**Your objective:** Reproduce every record below exactly as it appears.

++++++++

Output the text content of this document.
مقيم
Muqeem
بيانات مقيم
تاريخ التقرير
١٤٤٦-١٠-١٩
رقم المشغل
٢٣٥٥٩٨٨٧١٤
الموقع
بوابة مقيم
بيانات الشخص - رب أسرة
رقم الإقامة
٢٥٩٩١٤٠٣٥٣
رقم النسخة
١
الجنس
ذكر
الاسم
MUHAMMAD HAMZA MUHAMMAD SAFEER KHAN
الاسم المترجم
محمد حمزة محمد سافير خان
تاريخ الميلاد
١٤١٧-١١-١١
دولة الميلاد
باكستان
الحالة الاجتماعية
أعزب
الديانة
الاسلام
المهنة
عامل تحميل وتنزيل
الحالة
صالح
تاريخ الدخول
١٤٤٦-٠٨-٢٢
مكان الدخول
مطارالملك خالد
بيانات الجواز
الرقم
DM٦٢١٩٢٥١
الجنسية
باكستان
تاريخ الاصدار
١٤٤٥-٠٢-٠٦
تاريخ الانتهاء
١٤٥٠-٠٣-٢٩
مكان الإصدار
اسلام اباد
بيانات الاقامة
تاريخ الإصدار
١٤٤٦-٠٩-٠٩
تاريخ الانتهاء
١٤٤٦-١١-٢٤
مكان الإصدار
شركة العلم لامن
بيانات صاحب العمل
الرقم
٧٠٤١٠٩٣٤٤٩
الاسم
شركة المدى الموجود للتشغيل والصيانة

++++++++

**Written solution:**
Output the text content of this document.
مقيم
Muqeem
بيانات مقيم
تاريخ التقرير
١٤٤٦-١٠-١٩
رقم المشغل
٢٣٥٥٩٨٨٧١٤
الموقع
بوابة مقيم
بيانات الشخص - رب أسرة
رقم الإقامة
٢٥٩٩١٤٠٣٥٣
رقم النسخة
١
الجنس
ذكر
الاسم
MUHAMMAD HAMZA MUHAMMAD SAFEER KHAN
الاسم المترجم
محمد حمزة محمد سافير خان
تاريخ الميلاد
١٤١٧-١١-١١
دولة الميلاد
باكستان
الحالة الاجتماعية
أعزب
الديانة
الاسلام
المهنة
عامل تحميل وتنزيل
الحالة
صالح
تاريخ الدخول
١٤٤٦-٠٨-٢٢
مكان الدخول
مطارالملك خالد
بيانات الجواز
الرقم
DM٦٢١٩٢٥١
الجنسية
باكستان
تاريخ الاصدار
١٤٤٥-٠٢-٠٦
تاريخ الانتهاء
١٤٥٠-٠٣-٢٩
مكان الإصدار
اسلام اباد
بيانات الاقامة
تاريخ الإصدار
١٤٤٦-٠٩-٠٩
تاريخ الانتهاء
١٤٤٦-١١-٢٤
مكان الإصدار
شركة العلم لامن
بيانات صاحب العمل
الرقم
٧٠٤١٠٩٣٤٤٩
الاسم
شركة المدى الموجود للتشغيل والصيانة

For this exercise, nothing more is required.